What is needed:
Each entry has to be copied exactly, with nothing missed.
___
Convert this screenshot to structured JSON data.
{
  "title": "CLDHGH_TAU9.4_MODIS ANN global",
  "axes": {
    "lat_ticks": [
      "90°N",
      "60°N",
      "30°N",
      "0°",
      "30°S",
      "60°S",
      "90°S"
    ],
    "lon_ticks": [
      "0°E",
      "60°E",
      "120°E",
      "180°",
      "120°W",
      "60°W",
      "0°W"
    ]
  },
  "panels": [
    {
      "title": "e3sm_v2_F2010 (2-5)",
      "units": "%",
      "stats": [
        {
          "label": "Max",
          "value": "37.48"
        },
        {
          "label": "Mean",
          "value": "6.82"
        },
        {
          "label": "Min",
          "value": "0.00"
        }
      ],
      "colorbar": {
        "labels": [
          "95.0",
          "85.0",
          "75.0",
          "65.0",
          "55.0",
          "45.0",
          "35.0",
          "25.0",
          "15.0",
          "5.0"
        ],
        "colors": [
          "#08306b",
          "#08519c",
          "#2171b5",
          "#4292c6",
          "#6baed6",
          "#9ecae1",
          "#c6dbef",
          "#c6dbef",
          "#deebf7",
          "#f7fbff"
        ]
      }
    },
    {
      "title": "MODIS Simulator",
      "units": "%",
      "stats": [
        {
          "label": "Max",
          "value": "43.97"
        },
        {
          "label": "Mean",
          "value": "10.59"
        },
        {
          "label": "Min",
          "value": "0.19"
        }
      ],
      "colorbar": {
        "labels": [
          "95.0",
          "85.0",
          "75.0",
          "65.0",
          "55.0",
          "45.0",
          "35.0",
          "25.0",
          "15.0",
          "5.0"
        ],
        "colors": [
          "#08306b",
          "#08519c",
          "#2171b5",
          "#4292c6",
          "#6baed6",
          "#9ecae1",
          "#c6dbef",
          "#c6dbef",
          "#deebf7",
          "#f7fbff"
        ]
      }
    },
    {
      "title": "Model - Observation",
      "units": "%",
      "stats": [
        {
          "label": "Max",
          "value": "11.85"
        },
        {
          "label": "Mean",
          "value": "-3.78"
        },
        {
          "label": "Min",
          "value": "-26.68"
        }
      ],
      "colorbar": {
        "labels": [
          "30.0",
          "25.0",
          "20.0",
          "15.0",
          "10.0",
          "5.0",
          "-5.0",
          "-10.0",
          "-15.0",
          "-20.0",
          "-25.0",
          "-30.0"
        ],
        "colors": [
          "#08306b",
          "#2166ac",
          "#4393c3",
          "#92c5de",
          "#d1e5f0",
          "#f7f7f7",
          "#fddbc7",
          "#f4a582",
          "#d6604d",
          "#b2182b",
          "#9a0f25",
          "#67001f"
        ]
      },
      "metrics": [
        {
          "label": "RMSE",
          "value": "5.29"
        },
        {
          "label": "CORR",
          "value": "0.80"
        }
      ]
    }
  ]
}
___
Response:
Convert this screenshot to structured JSON data.
{
  "title": "CLDHGH_TAU9.4_MODIS ANN global",
  "axes": {
    "lat_ticks": [
      "90°N",
      "60°N",
      "30°N",
      "0°",
      "30°S",
      "60°S",
      "90°S"
    ],
    "lon_ticks": [
      "0°E",
      "60°E",
      "120°E",
      "180°",
      "120°W",
      "60°W",
      "0°W"
    ]
  },
  "panels": [
    {
      "title": "e3sm_v2_F2010 (2-5)",
      "units": "%",
      "stats": [
        {
          "label": "Max",
          "value": "37.48"
        },
        {
          "label": "Mean",
          "value": "6.82"
        },
        {
          "label": "Min",
          "value": "0.00"
        }
      ],
      "colorbar": {
        "labels": [
          "95.0",
          "85.0",
          "75.0",
          "65.0",
          "55.0",
          "45.0",
          "35.0",
          "25.0",
          "15.0",
          "5.0"
        ],
        "colors": [
          "#08306b",
          "#08519c",
          "#2171b5",
          "#4292c6",
          "#6baed6",
          "#9ecae1",
          "#c6dbef",
          "#c6dbef",
          "#deebf7",
          "#f7fbff"
        ]
      }
    },
    {
      "title": "MODIS Simulator",
      "units": "%",
      "stats": [
        {
          "label": "Max",
          "value": "43.97"
        },
        {
          "label": "Mean",
          "value": "10.59"
        },
        {
          "label": "Min",
          "value": "0.19"
        }
      ],
      "colorbar": {
        "labels": [
          "95.0",
          "85.0",
          "75.0",
          "65.0",
          "55.0",
          "45.0",
          "35.0",
          "25.0",
          "15.0",
          "5.0"
        ],
        "colors": [
          "#08306b",
          "#08519c",
          "#2171b5",
          "#4292c6",
          "#6baed6",
          "#9ecae1",
          "#c6dbef",
          "#c6dbef",
          "#deebf7",
          "#f7fbff"
        ]
      }
    },
    {
      "title": "Model - Observation",
      "units": "%",
      "stats": [
        {
          "label": "Max",
          "value": "11.85"
        },
        {
          "label": "Mean",
          "value": "-3.78"
        },
        {
          "label": "Min",
          "value": "-26.68"
        }
      ],
      "colorbar": {
        "labels": [
          "30.0",
          "25.0",
          "20.0",
          "15.0",
          "10.0",
          "5.0",
          "-5.0",
          "-10.0",
          "-15.0",
          "-20.0",
          "-25.0",
          "-30.0"
        ],
        "colors": [
          "#08306b",
          "#2166ac",
          "#4393c3",
          "#92c5de",
          "#d1e5f0",
          "#f7f7f7",
          "#fddbc7",
          "#f4a582",
          "#d6604d",
          "#b2182b",
          "#9a0f25",
          "#67001f"
        ]
      },
      "metrics": [
        {
          "label": "RMSE",
          "value": "5.29"
        },
        {
          "label": "CORR",
          "value": "0.80"
        }
      ]
    }
  ]
}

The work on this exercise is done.